━━━━━ Extracted data ━━━━━

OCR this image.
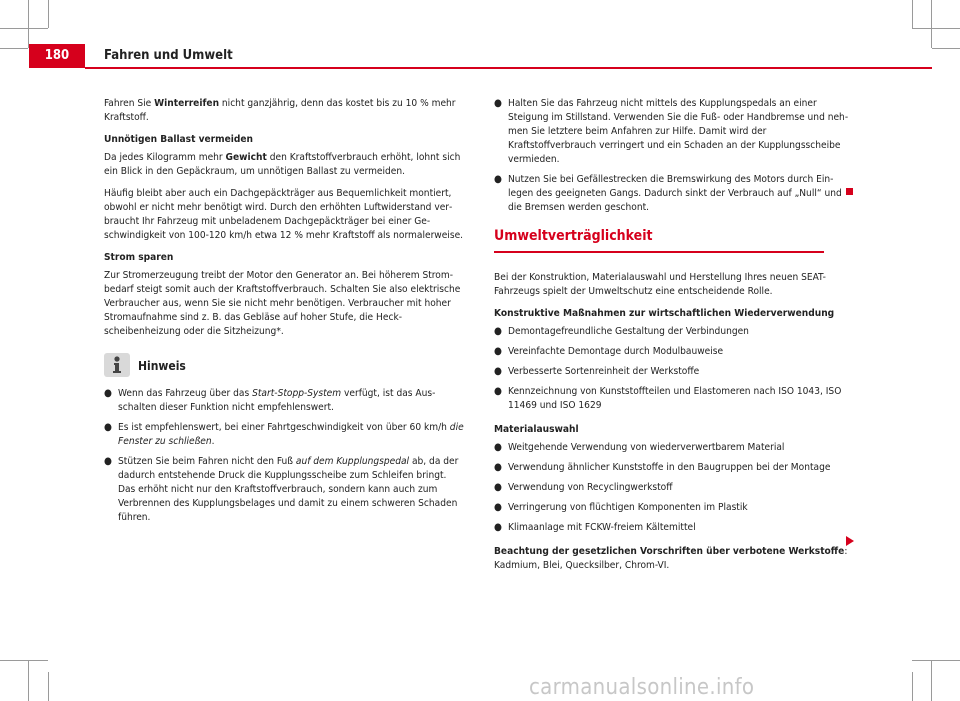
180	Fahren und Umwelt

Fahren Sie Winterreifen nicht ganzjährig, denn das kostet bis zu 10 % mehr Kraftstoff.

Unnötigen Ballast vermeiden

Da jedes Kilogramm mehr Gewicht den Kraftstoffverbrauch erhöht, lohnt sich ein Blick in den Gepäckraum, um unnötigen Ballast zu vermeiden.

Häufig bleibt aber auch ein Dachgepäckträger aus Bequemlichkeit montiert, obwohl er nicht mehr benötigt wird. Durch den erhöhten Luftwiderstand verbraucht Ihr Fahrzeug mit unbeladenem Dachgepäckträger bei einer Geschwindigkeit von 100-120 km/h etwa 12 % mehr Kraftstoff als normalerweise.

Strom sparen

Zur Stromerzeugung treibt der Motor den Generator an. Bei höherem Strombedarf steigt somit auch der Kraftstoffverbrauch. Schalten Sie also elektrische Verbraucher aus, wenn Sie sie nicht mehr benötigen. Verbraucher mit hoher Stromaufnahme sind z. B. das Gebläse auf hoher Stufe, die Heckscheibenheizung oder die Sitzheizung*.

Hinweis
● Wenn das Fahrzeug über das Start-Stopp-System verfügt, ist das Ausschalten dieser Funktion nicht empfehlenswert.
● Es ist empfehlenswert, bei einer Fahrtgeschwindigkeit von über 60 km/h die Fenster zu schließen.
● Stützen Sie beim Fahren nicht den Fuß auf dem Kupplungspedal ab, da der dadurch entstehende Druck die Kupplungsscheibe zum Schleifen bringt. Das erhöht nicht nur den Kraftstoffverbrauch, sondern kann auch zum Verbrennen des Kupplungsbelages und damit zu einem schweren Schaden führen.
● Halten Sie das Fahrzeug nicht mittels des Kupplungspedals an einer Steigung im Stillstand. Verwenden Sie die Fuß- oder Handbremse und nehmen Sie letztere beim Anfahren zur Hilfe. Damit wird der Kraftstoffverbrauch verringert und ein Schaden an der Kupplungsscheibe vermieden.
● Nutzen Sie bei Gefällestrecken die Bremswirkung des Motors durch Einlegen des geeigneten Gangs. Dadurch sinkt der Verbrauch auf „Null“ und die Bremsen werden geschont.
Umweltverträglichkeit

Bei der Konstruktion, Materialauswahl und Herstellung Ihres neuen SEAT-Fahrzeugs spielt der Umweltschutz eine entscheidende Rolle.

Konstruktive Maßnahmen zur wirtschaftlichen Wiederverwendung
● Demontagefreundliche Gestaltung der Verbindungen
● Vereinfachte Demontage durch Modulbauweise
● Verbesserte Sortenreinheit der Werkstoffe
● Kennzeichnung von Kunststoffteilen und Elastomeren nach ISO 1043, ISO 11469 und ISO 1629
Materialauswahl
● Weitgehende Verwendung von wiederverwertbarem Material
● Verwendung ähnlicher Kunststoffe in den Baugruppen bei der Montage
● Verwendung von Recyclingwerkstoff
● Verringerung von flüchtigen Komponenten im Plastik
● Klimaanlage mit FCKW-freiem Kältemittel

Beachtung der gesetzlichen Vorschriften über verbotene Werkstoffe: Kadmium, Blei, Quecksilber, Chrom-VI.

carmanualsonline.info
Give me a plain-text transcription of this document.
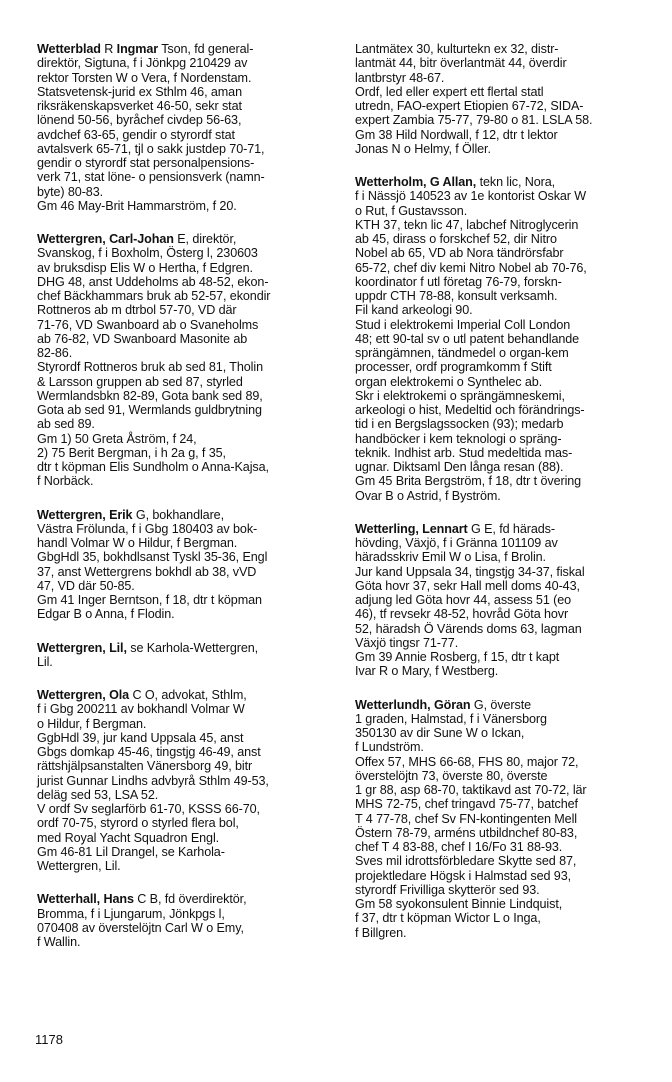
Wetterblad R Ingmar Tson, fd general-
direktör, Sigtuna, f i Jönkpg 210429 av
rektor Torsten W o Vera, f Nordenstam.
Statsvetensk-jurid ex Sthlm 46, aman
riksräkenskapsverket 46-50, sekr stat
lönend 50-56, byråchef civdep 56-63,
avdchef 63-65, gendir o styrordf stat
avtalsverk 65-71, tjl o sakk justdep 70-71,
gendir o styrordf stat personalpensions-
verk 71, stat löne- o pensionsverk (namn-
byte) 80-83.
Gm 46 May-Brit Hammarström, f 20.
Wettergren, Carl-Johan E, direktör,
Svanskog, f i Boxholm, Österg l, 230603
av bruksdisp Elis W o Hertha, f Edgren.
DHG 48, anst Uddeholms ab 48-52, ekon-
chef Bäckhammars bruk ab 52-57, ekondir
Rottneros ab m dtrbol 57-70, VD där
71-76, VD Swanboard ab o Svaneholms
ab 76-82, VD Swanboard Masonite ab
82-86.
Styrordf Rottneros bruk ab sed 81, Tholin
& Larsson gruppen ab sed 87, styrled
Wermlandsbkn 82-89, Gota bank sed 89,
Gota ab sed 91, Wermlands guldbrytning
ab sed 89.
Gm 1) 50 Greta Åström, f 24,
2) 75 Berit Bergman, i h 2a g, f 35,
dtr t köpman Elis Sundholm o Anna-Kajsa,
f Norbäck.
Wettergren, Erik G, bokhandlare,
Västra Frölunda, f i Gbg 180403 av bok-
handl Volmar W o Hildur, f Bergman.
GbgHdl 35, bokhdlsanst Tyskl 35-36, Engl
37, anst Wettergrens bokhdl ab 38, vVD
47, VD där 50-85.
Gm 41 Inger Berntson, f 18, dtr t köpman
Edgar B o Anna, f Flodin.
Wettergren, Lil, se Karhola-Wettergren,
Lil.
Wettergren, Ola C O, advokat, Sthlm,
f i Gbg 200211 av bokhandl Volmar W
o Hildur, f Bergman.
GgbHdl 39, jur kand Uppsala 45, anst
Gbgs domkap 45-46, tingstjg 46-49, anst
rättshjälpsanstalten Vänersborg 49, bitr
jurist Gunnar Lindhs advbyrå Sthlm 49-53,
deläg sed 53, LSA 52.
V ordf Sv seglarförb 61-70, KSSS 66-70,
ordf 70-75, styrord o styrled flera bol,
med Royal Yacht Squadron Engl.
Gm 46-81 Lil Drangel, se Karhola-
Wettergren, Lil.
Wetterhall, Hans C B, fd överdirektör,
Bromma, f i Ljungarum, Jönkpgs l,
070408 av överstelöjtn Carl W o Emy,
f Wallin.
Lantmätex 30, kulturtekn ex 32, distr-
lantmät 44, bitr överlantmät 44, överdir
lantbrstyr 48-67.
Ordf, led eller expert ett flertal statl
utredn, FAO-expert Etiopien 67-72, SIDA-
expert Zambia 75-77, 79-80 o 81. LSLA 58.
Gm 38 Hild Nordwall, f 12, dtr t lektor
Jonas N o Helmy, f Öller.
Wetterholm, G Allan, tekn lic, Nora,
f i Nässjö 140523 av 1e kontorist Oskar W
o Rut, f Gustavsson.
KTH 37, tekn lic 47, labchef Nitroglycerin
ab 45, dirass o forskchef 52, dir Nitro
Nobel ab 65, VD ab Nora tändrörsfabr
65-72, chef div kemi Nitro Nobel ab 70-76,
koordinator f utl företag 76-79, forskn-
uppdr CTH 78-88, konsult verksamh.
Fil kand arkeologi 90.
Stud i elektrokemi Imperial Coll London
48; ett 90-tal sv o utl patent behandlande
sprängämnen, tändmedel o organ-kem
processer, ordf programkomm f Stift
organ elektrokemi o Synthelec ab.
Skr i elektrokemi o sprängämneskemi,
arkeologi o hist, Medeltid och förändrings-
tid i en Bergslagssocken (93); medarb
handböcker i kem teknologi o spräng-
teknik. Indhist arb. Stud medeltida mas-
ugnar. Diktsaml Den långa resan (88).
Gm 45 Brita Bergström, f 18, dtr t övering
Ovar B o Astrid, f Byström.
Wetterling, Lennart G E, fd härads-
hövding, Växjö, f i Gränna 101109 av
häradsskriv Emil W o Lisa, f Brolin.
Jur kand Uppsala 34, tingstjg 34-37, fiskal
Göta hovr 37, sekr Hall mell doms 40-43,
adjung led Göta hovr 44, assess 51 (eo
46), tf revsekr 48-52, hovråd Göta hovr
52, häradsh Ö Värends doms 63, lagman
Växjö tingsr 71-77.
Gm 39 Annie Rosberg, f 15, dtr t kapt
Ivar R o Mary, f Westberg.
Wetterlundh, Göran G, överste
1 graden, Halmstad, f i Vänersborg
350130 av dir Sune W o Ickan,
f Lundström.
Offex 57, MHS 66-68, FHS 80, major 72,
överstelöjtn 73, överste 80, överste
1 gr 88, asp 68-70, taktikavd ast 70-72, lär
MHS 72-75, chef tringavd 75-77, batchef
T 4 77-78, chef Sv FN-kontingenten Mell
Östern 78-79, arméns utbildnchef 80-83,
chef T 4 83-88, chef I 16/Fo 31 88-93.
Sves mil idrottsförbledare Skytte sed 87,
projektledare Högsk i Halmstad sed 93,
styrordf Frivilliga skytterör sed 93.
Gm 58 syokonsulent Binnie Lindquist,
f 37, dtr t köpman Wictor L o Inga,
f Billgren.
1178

━━━━━
━━━━━ Extracted data ━━━━━

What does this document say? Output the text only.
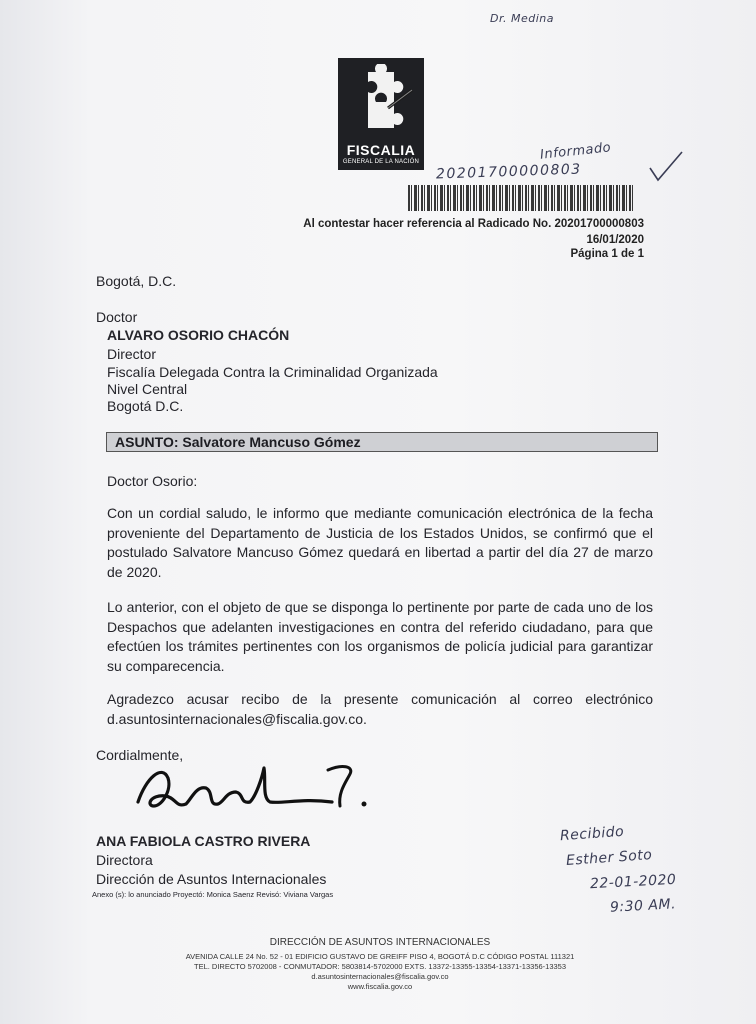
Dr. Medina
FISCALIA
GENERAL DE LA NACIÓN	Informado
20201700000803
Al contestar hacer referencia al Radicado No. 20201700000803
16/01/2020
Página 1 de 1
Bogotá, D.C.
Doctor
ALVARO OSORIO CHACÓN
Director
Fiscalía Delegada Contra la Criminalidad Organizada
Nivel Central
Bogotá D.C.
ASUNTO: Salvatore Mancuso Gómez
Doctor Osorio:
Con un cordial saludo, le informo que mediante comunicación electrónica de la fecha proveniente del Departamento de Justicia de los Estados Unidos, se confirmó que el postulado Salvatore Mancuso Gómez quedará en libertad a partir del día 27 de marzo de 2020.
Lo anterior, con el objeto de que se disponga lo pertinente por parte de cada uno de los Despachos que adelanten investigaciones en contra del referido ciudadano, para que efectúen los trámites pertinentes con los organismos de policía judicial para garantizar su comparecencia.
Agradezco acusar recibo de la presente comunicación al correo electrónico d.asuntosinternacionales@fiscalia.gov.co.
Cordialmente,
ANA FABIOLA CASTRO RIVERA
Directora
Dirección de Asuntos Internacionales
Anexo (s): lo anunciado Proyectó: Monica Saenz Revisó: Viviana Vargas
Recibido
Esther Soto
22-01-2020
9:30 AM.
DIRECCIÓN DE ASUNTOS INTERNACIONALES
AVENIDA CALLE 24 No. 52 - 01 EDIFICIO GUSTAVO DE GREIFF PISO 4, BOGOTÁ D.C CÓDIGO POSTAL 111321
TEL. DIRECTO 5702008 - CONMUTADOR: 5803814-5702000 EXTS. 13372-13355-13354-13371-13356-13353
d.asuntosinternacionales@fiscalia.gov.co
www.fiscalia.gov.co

━━━━━
━━━━━ Extracted data ━━━━━

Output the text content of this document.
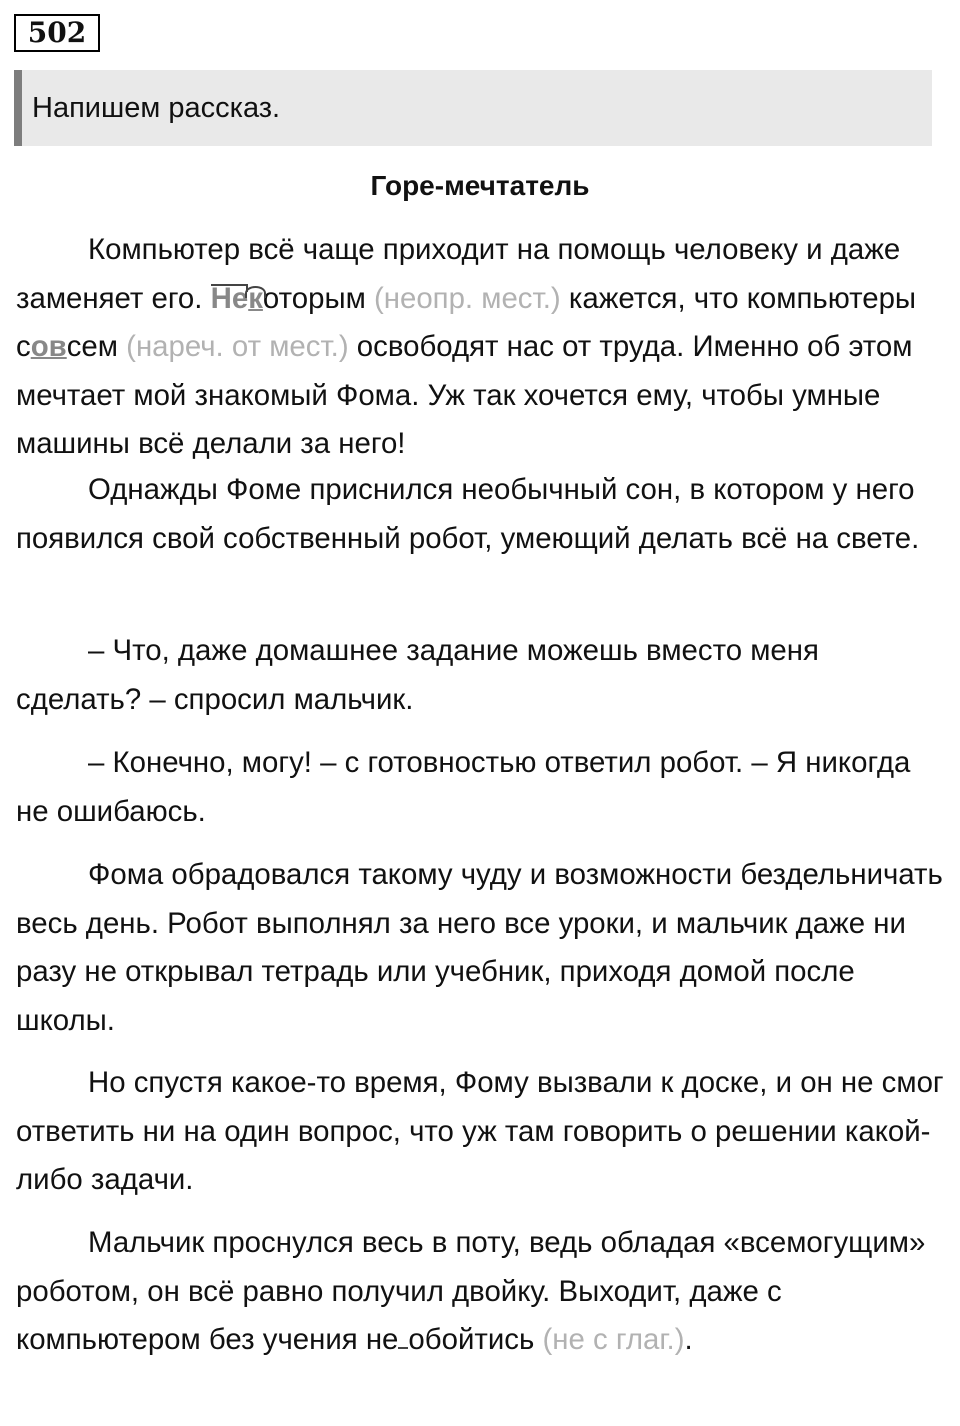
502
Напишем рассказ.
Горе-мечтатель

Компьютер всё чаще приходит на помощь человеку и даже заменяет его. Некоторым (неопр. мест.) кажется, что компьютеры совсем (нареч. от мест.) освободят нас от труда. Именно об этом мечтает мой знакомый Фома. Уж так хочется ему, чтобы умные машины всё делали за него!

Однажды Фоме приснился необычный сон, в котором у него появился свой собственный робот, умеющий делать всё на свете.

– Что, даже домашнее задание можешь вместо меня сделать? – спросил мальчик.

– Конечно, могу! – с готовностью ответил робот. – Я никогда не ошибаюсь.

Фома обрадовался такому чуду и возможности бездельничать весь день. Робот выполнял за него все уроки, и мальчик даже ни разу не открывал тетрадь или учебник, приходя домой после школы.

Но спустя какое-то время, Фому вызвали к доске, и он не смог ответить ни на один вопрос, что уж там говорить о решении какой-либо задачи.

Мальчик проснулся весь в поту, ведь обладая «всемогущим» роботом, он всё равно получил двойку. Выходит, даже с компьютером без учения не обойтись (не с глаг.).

━━━━━

Task prompt:
Lines that include the word "Hildur" are to be extracted from the data above.

Result:
handl Volmar W o Hildur, f Bergman.
o Hildur, f Bergman.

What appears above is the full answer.